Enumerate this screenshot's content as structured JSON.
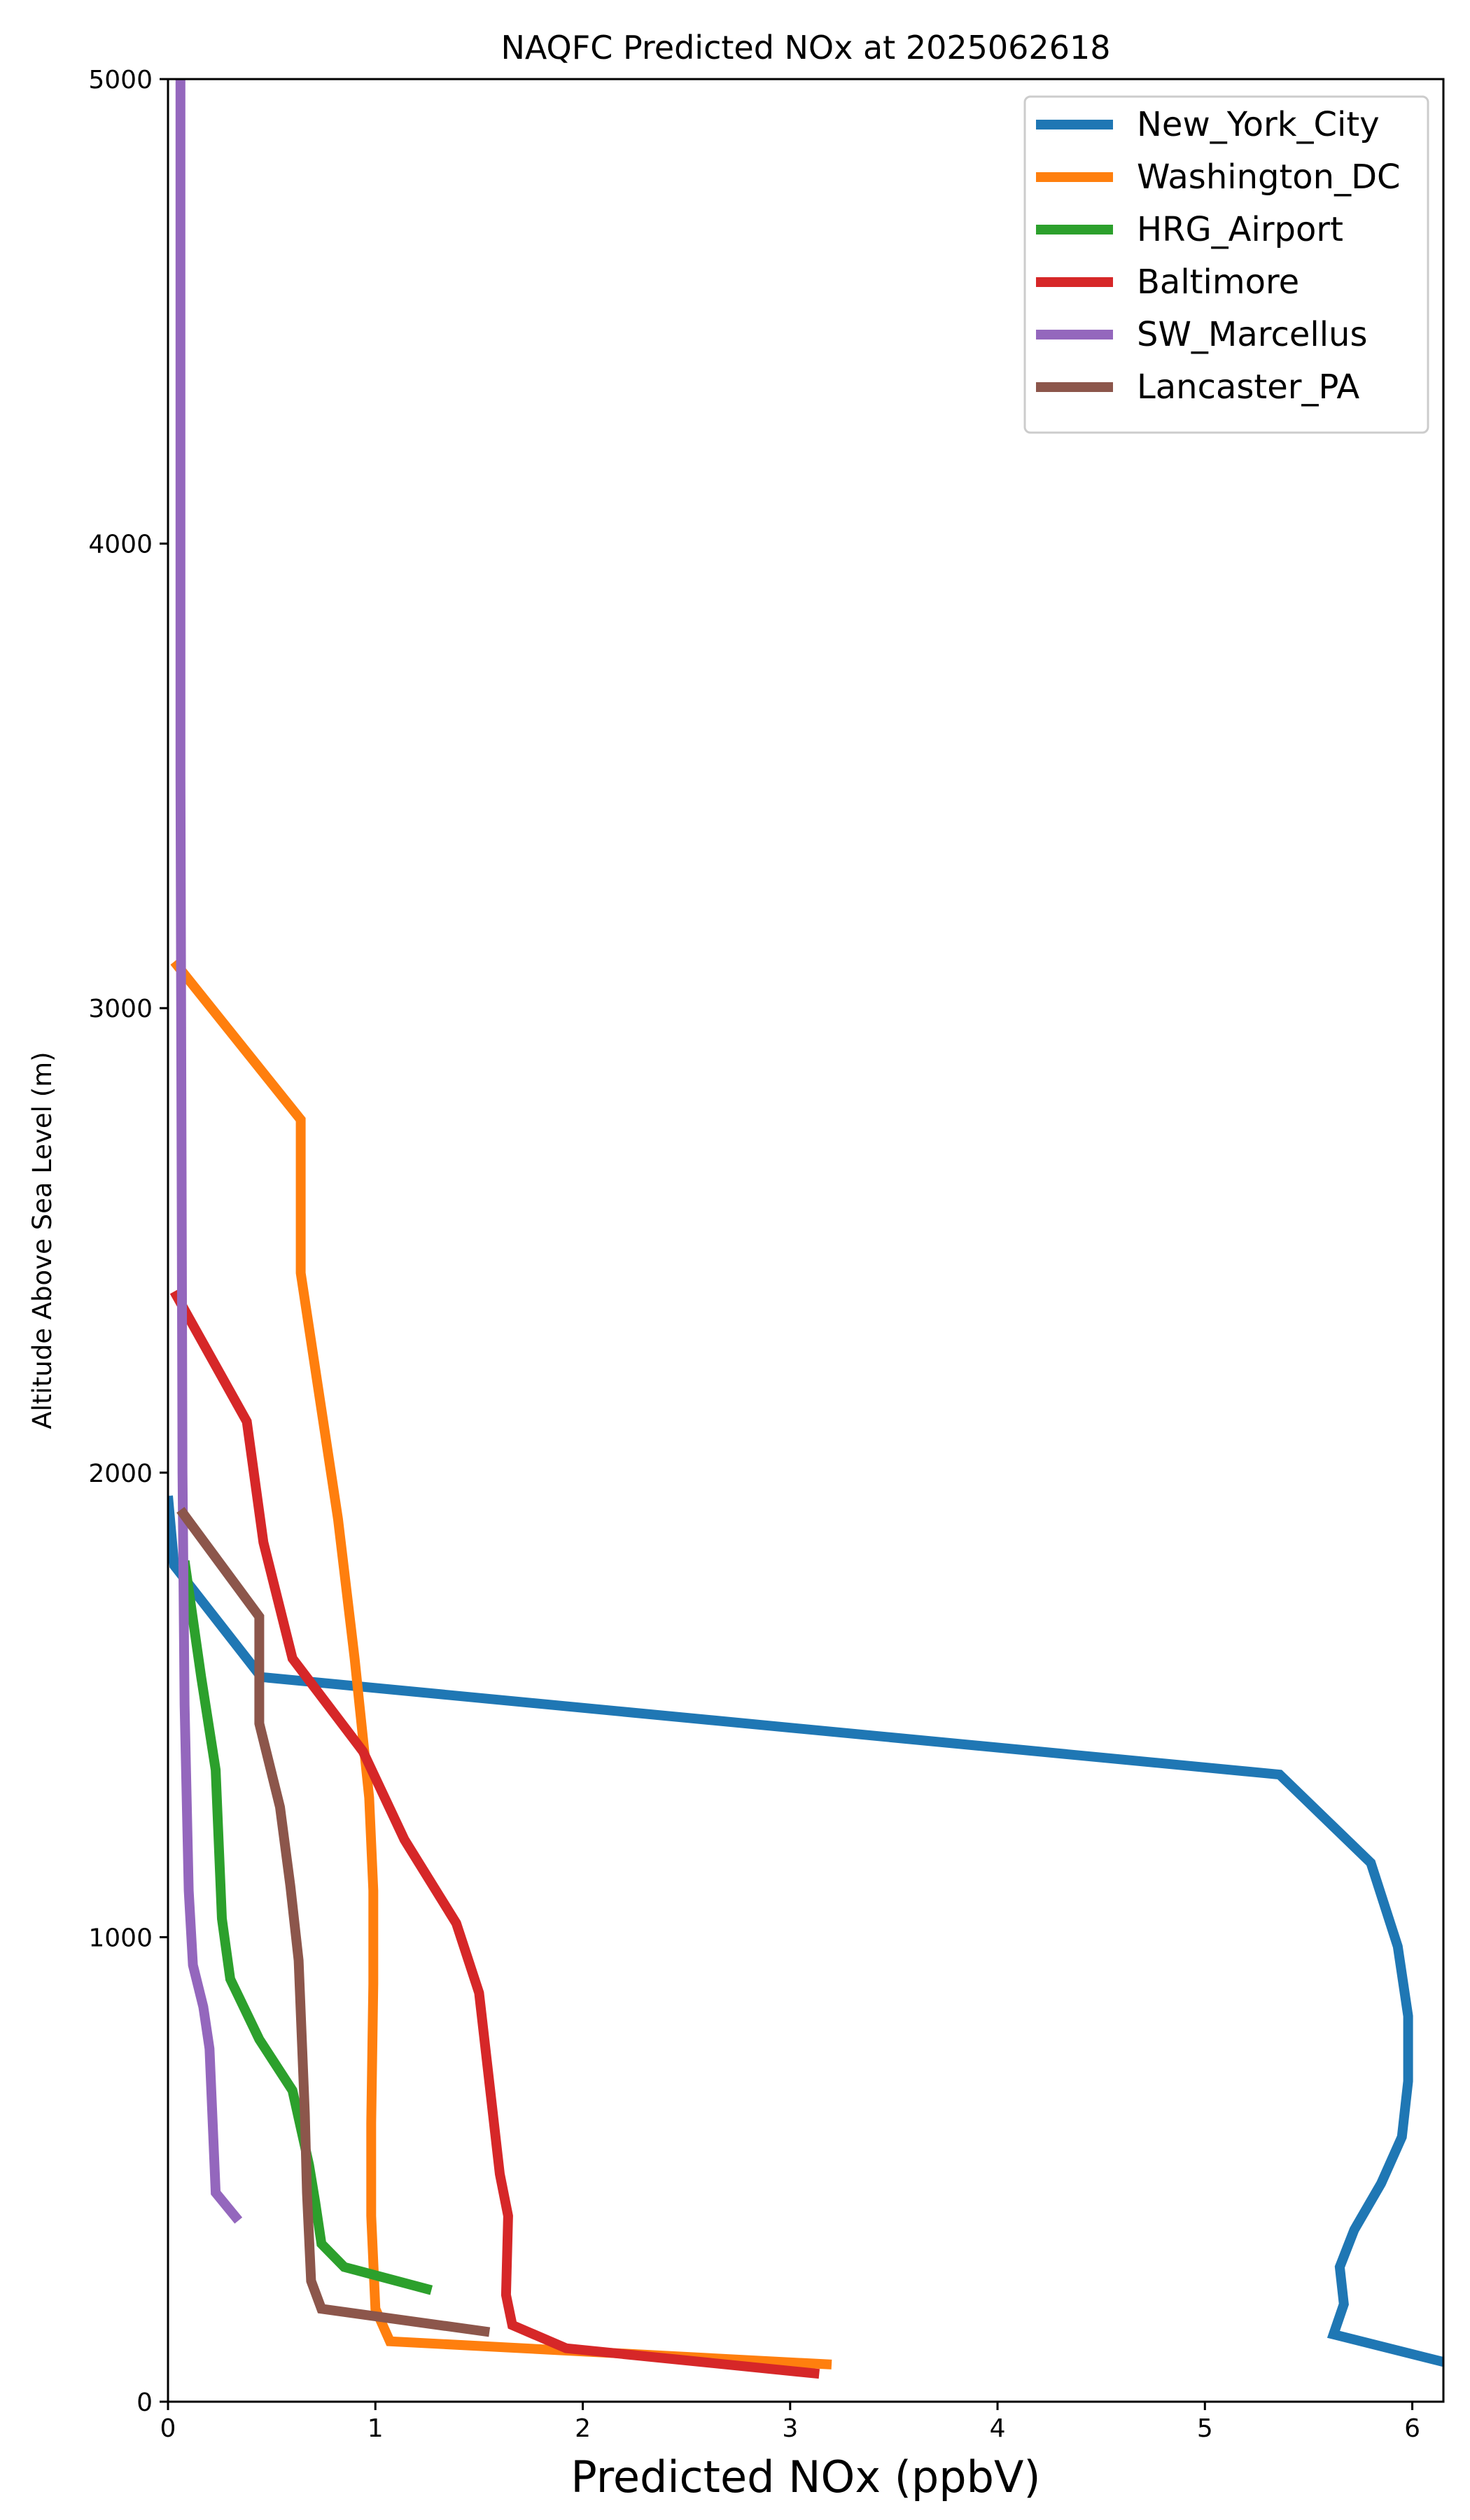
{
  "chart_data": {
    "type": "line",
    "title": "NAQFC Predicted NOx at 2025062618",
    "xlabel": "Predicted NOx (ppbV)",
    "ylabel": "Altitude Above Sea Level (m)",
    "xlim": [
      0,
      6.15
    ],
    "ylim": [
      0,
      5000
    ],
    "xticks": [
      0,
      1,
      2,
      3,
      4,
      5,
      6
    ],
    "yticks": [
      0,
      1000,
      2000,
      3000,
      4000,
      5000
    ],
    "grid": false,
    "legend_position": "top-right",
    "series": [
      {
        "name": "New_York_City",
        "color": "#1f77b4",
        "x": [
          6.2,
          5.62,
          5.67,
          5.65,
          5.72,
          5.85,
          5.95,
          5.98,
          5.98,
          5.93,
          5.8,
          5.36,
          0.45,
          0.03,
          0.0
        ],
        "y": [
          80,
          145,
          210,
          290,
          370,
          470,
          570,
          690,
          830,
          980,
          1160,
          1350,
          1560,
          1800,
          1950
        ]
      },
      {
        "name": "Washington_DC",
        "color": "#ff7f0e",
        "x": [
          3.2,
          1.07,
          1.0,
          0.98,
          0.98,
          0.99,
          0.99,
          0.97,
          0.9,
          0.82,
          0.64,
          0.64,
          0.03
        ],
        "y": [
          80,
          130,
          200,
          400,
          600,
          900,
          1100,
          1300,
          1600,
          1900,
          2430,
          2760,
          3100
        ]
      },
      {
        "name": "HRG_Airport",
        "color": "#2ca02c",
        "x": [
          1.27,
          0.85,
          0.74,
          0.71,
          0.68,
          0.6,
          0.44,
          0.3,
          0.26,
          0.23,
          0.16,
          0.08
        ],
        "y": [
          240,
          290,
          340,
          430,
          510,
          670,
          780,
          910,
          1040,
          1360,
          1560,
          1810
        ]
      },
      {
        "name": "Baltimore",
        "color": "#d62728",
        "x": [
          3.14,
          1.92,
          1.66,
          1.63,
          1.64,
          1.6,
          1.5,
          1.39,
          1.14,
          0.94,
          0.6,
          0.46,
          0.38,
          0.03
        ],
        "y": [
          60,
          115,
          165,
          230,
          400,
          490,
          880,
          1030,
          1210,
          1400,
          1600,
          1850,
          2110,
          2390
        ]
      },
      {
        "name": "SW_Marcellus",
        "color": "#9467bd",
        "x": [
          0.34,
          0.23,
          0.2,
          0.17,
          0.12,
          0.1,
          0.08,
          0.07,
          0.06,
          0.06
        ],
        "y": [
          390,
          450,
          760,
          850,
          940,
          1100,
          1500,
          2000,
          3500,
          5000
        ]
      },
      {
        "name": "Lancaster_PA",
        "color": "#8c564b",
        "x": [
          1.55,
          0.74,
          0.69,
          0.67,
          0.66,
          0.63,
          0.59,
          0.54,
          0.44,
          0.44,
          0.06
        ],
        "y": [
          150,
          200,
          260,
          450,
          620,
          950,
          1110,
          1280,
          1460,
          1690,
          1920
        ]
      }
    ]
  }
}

### Your objective
Report only the number of lines that hold the word "name".

### Exercise response
6